■ **GOAL**: Gather up the lines with the word "Bermudez" in them.

■ **GIVEN ENTRIES**:
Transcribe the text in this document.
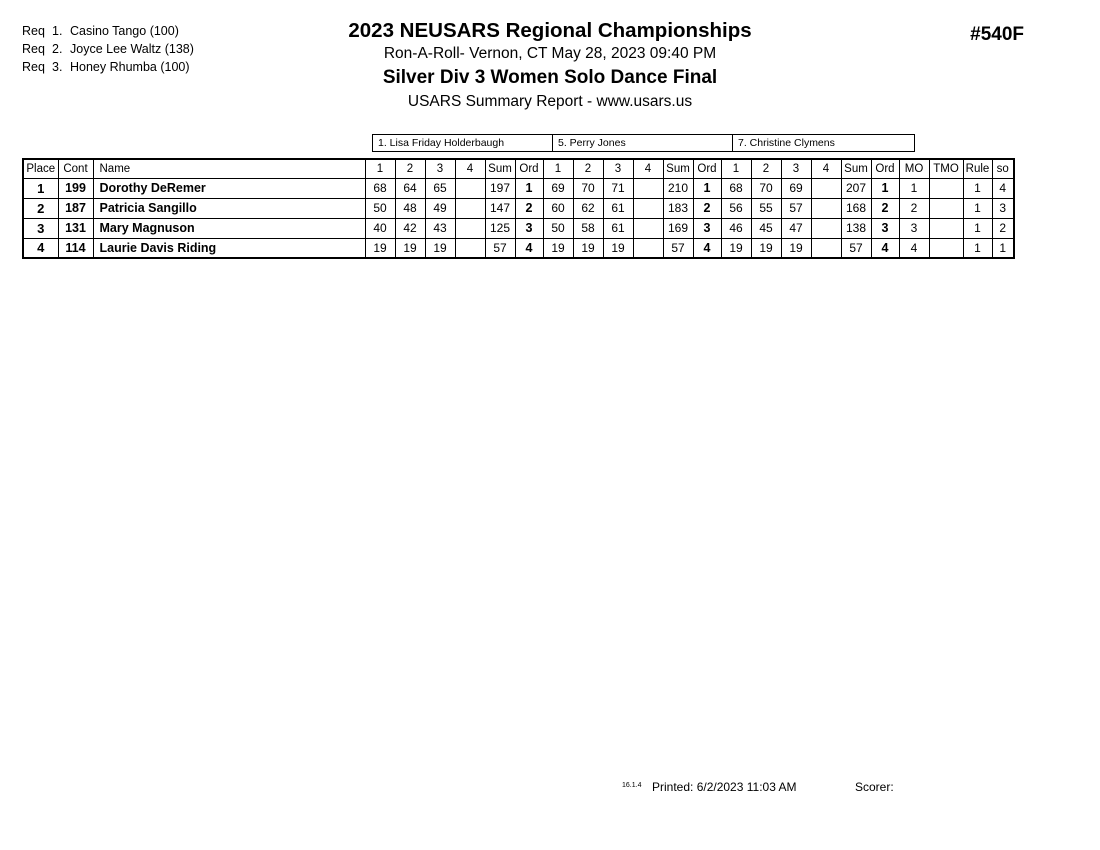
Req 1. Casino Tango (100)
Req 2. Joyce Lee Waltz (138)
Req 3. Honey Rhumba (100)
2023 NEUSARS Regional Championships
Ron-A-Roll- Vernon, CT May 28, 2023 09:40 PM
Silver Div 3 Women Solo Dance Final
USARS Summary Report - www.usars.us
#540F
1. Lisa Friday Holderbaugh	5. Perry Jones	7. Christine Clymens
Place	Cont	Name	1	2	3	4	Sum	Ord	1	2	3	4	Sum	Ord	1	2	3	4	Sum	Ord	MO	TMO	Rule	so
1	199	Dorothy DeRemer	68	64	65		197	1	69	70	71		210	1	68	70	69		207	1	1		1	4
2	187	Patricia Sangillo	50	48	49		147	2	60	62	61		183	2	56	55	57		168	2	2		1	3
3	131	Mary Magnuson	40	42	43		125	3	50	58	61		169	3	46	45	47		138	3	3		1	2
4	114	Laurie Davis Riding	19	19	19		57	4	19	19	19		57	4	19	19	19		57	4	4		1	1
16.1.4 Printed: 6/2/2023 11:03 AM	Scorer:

...

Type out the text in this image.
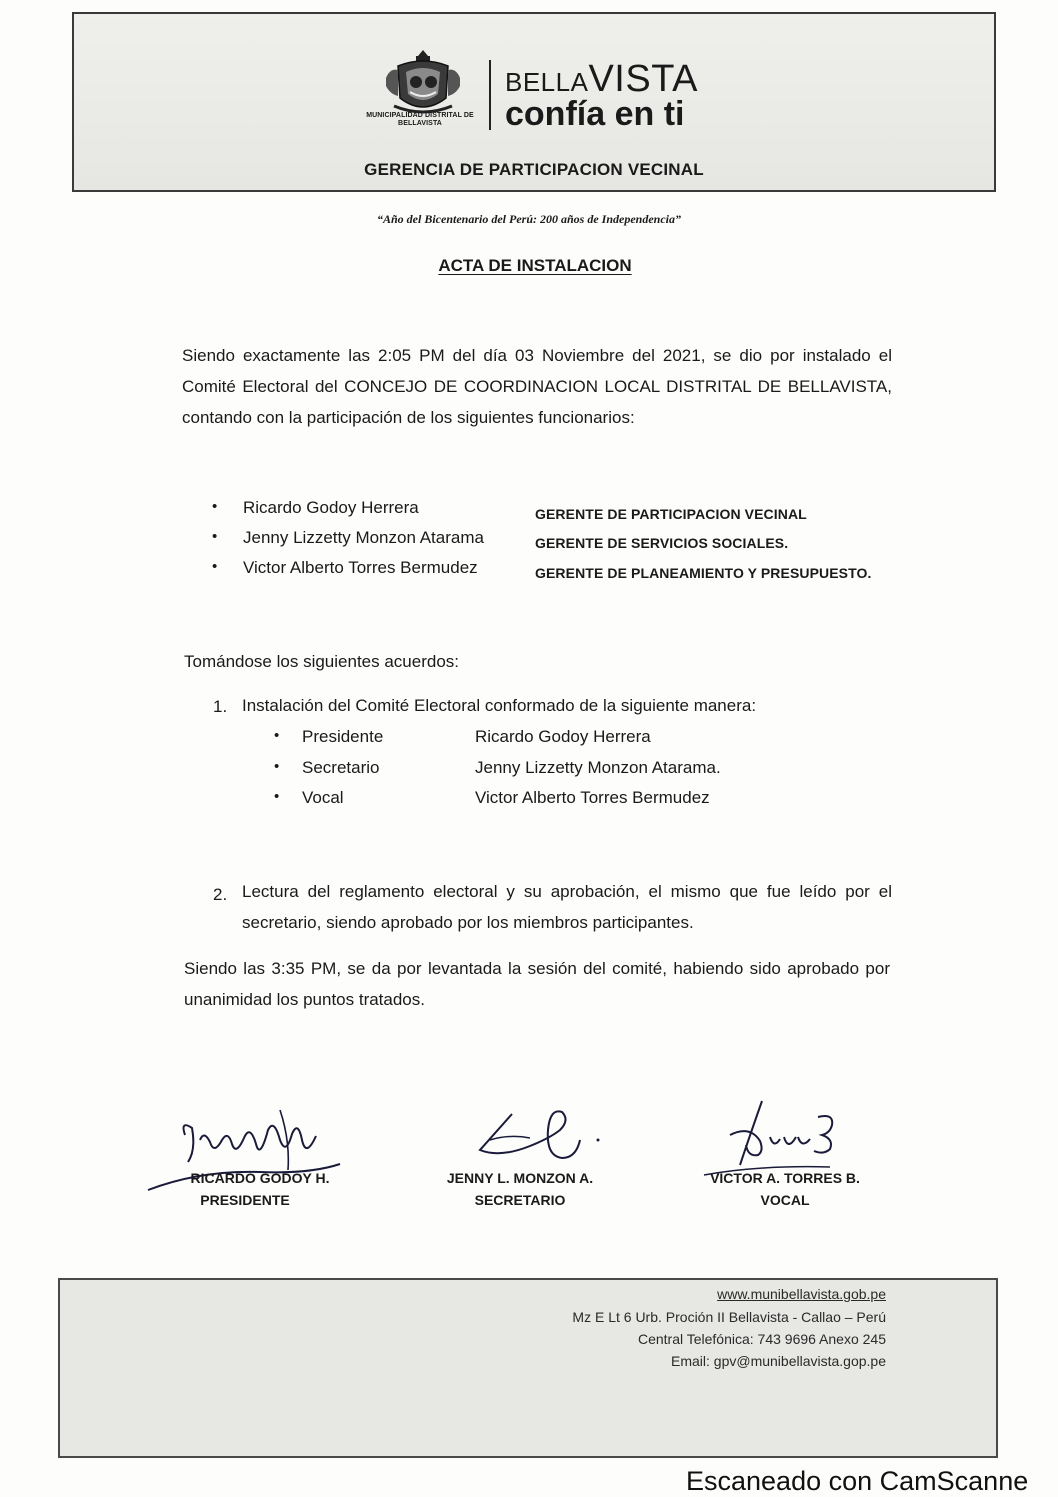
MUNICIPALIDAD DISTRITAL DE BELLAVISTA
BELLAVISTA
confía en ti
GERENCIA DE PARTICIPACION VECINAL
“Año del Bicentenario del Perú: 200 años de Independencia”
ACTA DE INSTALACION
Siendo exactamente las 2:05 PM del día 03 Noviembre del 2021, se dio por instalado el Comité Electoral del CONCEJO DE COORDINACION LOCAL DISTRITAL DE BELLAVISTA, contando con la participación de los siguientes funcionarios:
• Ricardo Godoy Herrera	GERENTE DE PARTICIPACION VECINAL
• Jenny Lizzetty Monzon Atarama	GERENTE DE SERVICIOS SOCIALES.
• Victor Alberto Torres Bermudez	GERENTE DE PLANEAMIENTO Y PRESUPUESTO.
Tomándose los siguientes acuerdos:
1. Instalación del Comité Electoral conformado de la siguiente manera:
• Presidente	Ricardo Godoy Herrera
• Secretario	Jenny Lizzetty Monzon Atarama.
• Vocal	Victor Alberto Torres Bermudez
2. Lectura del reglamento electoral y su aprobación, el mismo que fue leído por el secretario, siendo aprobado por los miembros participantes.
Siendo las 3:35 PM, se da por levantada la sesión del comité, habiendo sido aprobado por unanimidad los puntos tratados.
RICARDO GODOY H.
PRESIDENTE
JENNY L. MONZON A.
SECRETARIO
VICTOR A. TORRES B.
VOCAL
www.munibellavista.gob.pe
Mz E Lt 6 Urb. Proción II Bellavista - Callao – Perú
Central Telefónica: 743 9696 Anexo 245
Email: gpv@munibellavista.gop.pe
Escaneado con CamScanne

■ **ANSWER BELOW**:
• Victor Alberto Torres Bermudez	GERENTE DE PLANEAMIENTO Y PRESUPUESTO.
• Vocal	Victor Alberto Torres Bermudez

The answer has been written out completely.